--- Given records ---

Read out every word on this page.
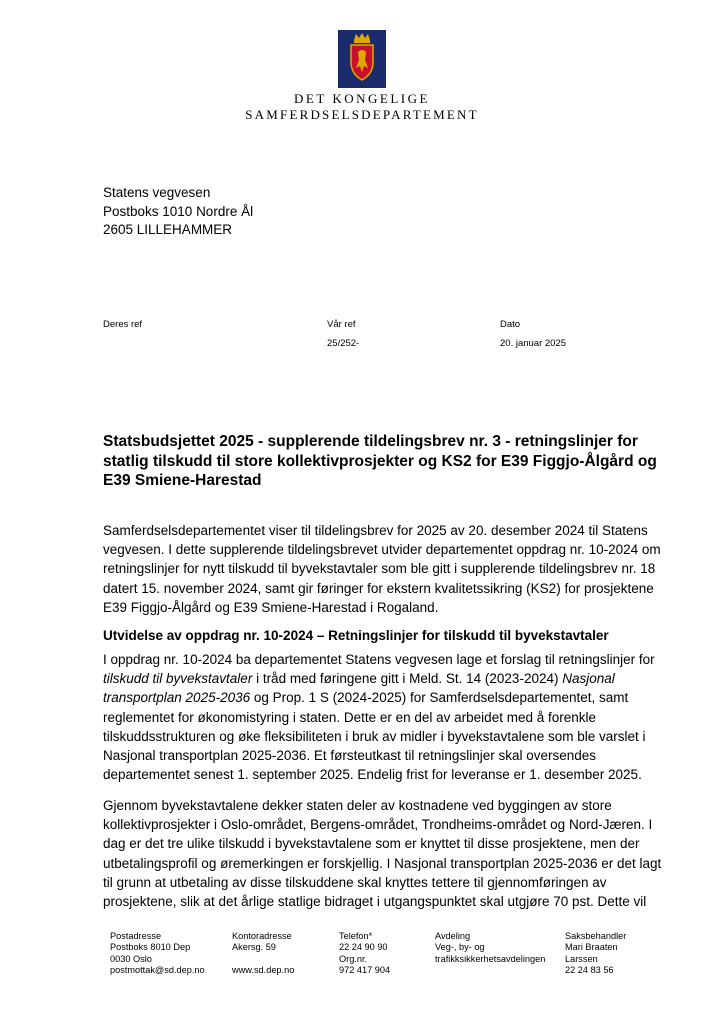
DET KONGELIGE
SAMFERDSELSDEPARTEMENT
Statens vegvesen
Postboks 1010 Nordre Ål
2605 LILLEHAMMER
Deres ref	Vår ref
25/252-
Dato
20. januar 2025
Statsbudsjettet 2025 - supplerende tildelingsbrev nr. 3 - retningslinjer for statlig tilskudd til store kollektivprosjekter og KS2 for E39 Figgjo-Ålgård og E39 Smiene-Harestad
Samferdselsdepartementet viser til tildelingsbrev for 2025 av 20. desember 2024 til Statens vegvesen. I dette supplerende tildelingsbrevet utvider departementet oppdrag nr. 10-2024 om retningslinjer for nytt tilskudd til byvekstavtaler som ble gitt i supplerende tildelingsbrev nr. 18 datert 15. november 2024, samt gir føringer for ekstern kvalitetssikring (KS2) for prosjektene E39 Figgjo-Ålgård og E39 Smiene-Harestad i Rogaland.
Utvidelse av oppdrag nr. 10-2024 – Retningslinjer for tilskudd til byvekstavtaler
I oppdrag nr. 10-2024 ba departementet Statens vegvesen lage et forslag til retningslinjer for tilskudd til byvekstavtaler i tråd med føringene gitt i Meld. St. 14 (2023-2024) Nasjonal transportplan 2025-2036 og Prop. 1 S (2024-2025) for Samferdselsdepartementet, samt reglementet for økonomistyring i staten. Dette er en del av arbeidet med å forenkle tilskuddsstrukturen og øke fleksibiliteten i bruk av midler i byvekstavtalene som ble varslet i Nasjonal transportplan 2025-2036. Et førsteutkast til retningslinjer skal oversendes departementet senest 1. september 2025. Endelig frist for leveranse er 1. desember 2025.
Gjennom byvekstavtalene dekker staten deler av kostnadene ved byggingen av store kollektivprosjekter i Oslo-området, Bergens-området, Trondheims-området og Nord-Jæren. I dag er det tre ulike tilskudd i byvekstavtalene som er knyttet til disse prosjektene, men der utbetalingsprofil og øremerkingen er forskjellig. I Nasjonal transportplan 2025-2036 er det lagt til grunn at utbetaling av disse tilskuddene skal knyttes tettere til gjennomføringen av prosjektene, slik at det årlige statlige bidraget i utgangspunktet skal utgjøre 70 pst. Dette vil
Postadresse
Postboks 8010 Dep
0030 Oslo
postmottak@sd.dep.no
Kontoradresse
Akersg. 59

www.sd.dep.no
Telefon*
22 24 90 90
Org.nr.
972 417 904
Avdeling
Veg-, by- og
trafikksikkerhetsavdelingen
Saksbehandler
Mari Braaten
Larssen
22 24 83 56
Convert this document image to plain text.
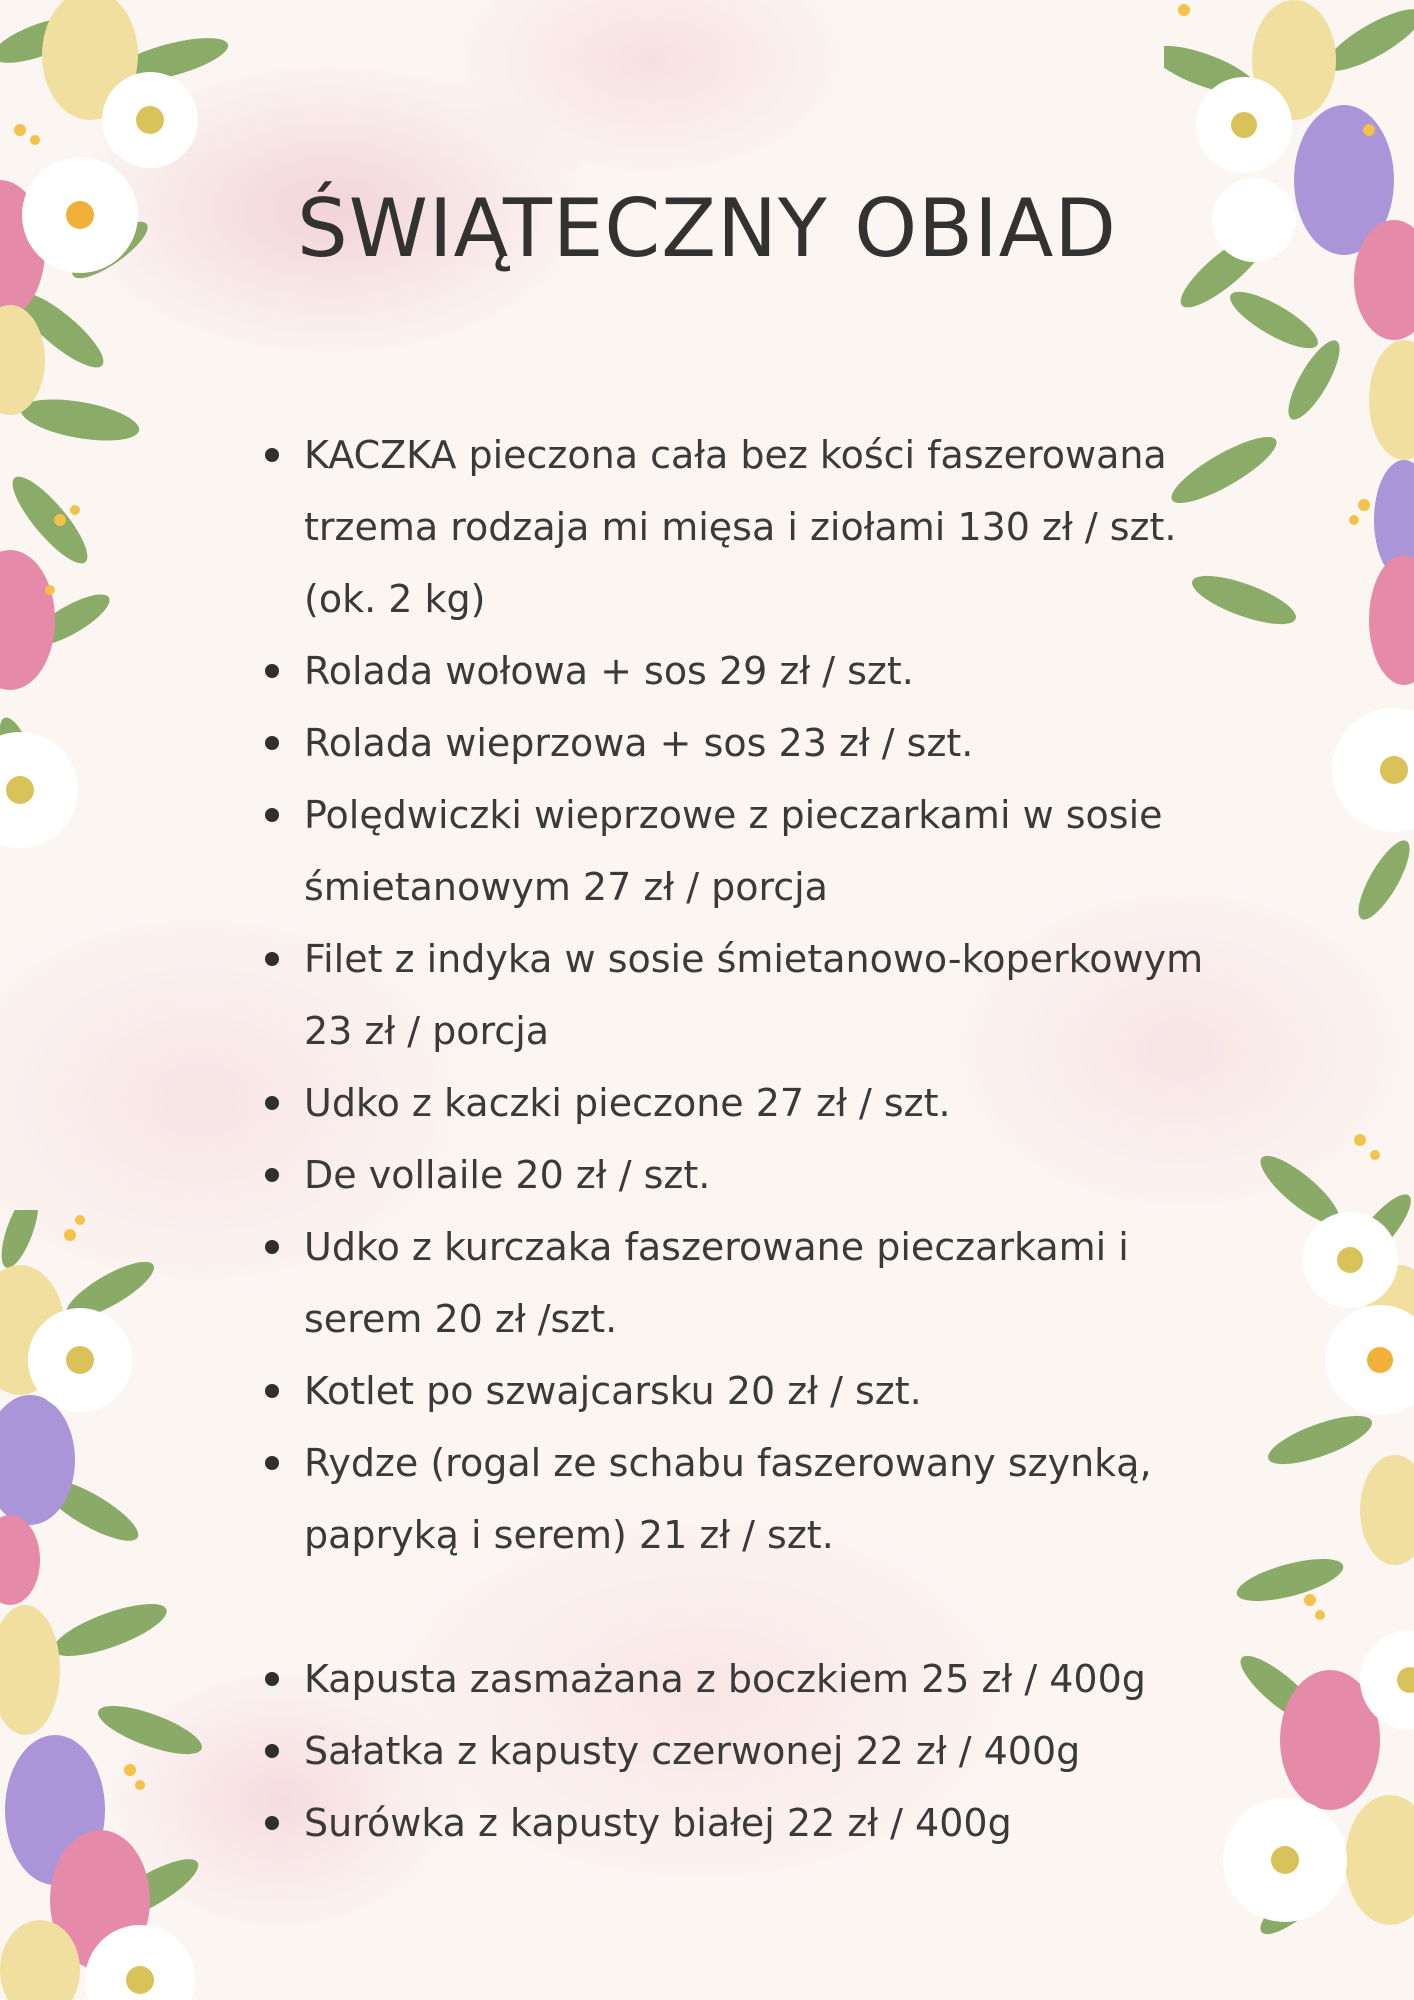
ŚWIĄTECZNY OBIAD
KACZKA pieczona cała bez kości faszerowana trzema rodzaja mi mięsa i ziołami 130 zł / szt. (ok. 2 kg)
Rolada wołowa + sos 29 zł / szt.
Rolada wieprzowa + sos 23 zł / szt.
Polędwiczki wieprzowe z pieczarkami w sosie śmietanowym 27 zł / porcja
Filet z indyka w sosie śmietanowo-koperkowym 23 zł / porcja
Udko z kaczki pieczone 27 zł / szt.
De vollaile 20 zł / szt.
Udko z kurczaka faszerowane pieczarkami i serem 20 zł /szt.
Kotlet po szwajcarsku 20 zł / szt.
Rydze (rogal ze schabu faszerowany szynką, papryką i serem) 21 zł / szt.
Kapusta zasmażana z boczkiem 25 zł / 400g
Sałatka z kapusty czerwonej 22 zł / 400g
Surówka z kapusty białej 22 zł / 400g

---

> **Directions**
Look through the records above and report how many lines hold the word "Postboks", giving only the number.

> **Answer to the problem**
2